What the task requires: Leave out the pictures, then reproduce the rest of the material exactly.

Supplied material:
• • • • •

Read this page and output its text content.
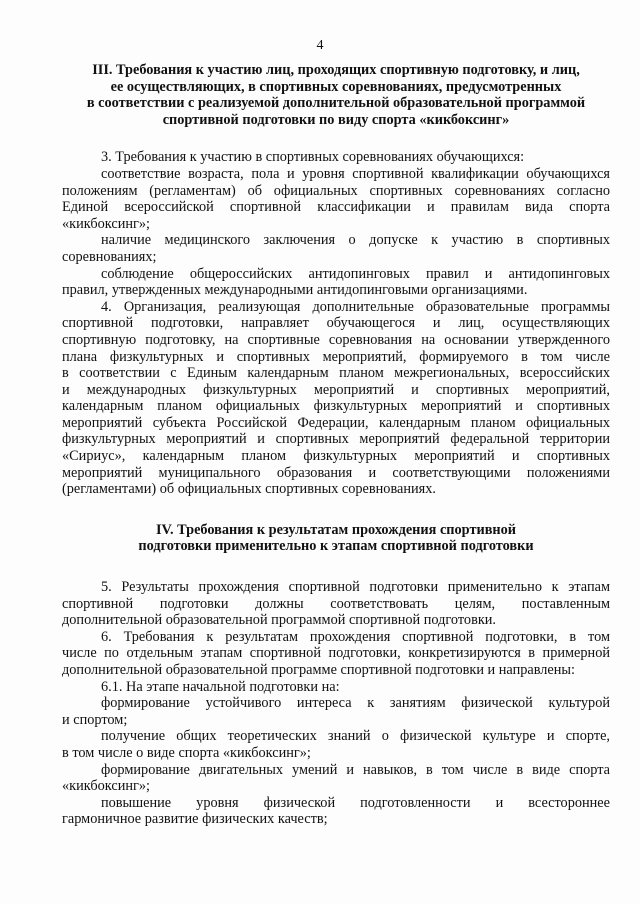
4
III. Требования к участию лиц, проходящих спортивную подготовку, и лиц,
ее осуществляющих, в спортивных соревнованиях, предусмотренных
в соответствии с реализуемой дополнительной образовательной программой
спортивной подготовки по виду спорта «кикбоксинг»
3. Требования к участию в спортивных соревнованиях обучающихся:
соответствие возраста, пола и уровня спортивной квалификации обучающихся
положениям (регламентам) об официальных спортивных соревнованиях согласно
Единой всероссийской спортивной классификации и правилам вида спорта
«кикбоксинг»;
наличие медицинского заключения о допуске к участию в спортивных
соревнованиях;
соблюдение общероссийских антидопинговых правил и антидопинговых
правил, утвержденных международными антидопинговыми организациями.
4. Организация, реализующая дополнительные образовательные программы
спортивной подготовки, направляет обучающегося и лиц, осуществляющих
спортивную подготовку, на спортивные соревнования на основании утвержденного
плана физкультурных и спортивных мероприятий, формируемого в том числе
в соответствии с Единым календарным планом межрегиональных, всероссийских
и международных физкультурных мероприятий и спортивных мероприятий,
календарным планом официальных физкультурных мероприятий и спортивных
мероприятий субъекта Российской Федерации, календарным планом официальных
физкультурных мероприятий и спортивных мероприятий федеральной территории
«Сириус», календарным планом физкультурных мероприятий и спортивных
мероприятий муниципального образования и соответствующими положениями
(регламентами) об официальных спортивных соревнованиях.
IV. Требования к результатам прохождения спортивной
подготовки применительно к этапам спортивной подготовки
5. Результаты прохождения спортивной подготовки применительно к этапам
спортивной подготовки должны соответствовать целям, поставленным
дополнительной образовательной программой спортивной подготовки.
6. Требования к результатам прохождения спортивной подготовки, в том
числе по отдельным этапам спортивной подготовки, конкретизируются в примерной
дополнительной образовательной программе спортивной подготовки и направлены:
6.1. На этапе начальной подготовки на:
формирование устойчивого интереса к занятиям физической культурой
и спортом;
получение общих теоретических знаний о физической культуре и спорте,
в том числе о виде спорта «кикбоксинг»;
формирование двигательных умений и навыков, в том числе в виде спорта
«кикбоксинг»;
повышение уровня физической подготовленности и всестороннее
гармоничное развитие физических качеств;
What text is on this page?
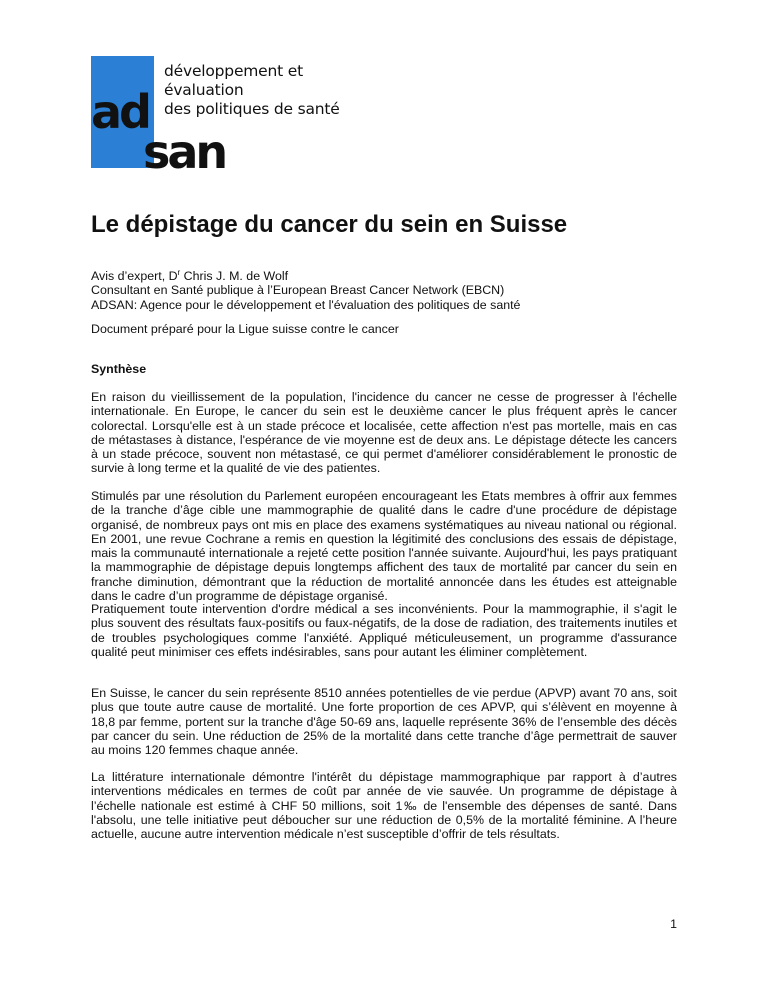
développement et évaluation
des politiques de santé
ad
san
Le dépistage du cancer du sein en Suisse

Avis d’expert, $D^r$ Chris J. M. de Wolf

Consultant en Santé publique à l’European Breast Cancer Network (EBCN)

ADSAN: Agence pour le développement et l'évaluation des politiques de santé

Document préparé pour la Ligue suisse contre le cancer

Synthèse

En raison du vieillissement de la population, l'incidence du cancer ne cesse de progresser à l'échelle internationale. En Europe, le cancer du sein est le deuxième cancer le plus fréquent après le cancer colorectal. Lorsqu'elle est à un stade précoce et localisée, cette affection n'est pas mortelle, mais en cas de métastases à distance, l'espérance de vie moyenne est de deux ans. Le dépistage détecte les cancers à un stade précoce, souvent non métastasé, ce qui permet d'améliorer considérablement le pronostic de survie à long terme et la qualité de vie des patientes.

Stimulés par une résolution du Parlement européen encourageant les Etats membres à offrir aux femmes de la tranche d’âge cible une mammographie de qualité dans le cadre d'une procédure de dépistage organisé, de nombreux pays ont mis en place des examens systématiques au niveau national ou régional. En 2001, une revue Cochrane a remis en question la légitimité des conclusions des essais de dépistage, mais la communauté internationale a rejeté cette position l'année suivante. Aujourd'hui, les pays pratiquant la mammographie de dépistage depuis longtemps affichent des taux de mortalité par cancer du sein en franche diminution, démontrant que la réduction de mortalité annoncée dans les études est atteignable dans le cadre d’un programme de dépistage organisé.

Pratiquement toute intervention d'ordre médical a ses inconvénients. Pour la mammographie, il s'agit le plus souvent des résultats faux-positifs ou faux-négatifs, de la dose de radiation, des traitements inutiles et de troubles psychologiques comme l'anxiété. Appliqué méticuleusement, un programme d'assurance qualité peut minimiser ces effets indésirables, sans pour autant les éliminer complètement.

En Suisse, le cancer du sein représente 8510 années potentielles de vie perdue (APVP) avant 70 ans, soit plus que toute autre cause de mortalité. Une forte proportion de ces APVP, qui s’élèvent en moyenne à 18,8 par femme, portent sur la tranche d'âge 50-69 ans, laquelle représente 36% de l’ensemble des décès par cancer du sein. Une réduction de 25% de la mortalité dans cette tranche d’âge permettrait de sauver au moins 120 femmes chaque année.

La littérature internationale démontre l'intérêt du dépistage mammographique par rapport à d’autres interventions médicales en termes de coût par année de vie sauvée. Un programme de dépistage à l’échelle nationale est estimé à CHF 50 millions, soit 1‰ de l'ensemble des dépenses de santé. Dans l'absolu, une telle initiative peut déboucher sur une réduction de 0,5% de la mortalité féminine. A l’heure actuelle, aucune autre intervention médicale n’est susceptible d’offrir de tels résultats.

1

• • • • •

Solution for this problem:
Read this page and output its text content.
4
III. Требования к участию лиц, проходящих спортивную подготовку, и лиц,
ее осуществляющих, в спортивных соревнованиях, предусмотренных
в соответствии с реализуемой дополнительной образовательной программой
спортивной подготовки по виду спорта «кикбоксинг»
3. Требования к участию в спортивных соревнованиях обучающихся:
соответствие возраста, пола и уровня спортивной квалификации обучающихся
положениям (регламентам) об официальных спортивных соревнованиях согласно
Единой всероссийской спортивной классификации и правилам вида спорта
«кикбоксинг»;
наличие медицинского заключения о допуске к участию в спортивных
соревнованиях;
соблюдение общероссийских антидопинговых правил и антидопинговых
правил, утвержденных международными антидопинговыми организациями.
4. Организация, реализующая дополнительные образовательные программы
спортивной подготовки, направляет обучающегося и лиц, осуществляющих
спортивную подготовку, на спортивные соревнования на основании утвержденного
плана физкультурных и спортивных мероприятий, формируемого в том числе
в соответствии с Единым календарным планом межрегиональных, всероссийских
и международных физкультурных мероприятий и спортивных мероприятий,
календарным планом официальных физкультурных мероприятий и спортивных
мероприятий субъекта Российской Федерации, календарным планом официальных
физкультурных мероприятий и спортивных мероприятий федеральной территории
«Сириус», календарным планом физкультурных мероприятий и спортивных
мероприятий муниципального образования и соответствующими положениями
(регламентами) об официальных спортивных соревнованиях.
IV. Требования к результатам прохождения спортивной
подготовки применительно к этапам спортивной подготовки
5. Результаты прохождения спортивной подготовки применительно к этапам
спортивной подготовки должны соответствовать целям, поставленным
дополнительной образовательной программой спортивной подготовки.
6. Требования к результатам прохождения спортивной подготовки, в том
числе по отдельным этапам спортивной подготовки, конкретизируются в примерной
дополнительной образовательной программе спортивной подготовки и направлены:
6.1. На этапе начальной подготовки на:
формирование устойчивого интереса к занятиям физической культурой
и спортом;
получение общих теоретических знаний о физической культуре и спорте,
в том числе о виде спорта «кикбоксинг»;
формирование двигательных умений и навыков, в том числе в виде спорта
«кикбоксинг»;
повышение уровня физической подготовленности и всестороннее
гармоничное развитие физических качеств;
What text is on this page?
développement et évaluation
des politiques de santé
ad
san
Le dépistage du cancer du sein en Suisse

Avis d’expert, $D^r$ Chris J. M. de Wolf

Consultant en Santé publique à l’European Breast Cancer Network (EBCN)

ADSAN: Agence pour le développement et l'évaluation des politiques de santé

Document préparé pour la Ligue suisse contre le cancer

Synthèse

En raison du vieillissement de la population, l'incidence du cancer ne cesse de progresser à l'échelle internationale. En Europe, le cancer du sein est le deuxième cancer le plus fréquent après le cancer colorectal. Lorsqu'elle est à un stade précoce et localisée, cette affection n'est pas mortelle, mais en cas de métastases à distance, l'espérance de vie moyenne est de deux ans. Le dépistage détecte les cancers à un stade précoce, souvent non métastasé, ce qui permet d'améliorer considérablement le pronostic de survie à long terme et la qualité de vie des patientes.

Stimulés par une résolution du Parlement européen encourageant les Etats membres à offrir aux femmes de la tranche d’âge cible une mammographie de qualité dans le cadre d'une procédure de dépistage organisé, de nombreux pays ont mis en place des examens systématiques au niveau national ou régional. En 2001, une revue Cochrane a remis en question la légitimité des conclusions des essais de dépistage, mais la communauté internationale a rejeté cette position l'année suivante. Aujourd'hui, les pays pratiquant la mammographie de dépistage depuis longtemps affichent des taux de mortalité par cancer du sein en franche diminution, démontrant que la réduction de mortalité annoncée dans les études est atteignable dans le cadre d’un programme de dépistage organisé.

Pratiquement toute intervention d'ordre médical a ses inconvénients. Pour la mammographie, il s'agit le plus souvent des résultats faux-positifs ou faux-négatifs, de la dose de radiation, des traitements inutiles et de troubles psychologiques comme l'anxiété. Appliqué méticuleusement, un programme d'assurance qualité peut minimiser ces effets indésirables, sans pour autant les éliminer complètement.

En Suisse, le cancer du sein représente 8510 années potentielles de vie perdue (APVP) avant 70 ans, soit plus que toute autre cause de mortalité. Une forte proportion de ces APVP, qui s’élèvent en moyenne à 18,8 par femme, portent sur la tranche d'âge 50-69 ans, laquelle représente 36% de l’ensemble des décès par cancer du sein. Une réduction de 25% de la mortalité dans cette tranche d’âge permettrait de sauver au moins 120 femmes chaque année.

La littérature internationale démontre l'intérêt du dépistage mammographique par rapport à d’autres interventions médicales en termes de coût par année de vie sauvée. Un programme de dépistage à l’échelle nationale est estimé à CHF 50 millions, soit 1‰ de l'ensemble des dépenses de santé. Dans l'absolu, une telle initiative peut déboucher sur une réduction de 0,5% de la mortalité féminine. A l’heure actuelle, aucune autre intervention médicale n’est susceptible d’offrir de tels résultats.

1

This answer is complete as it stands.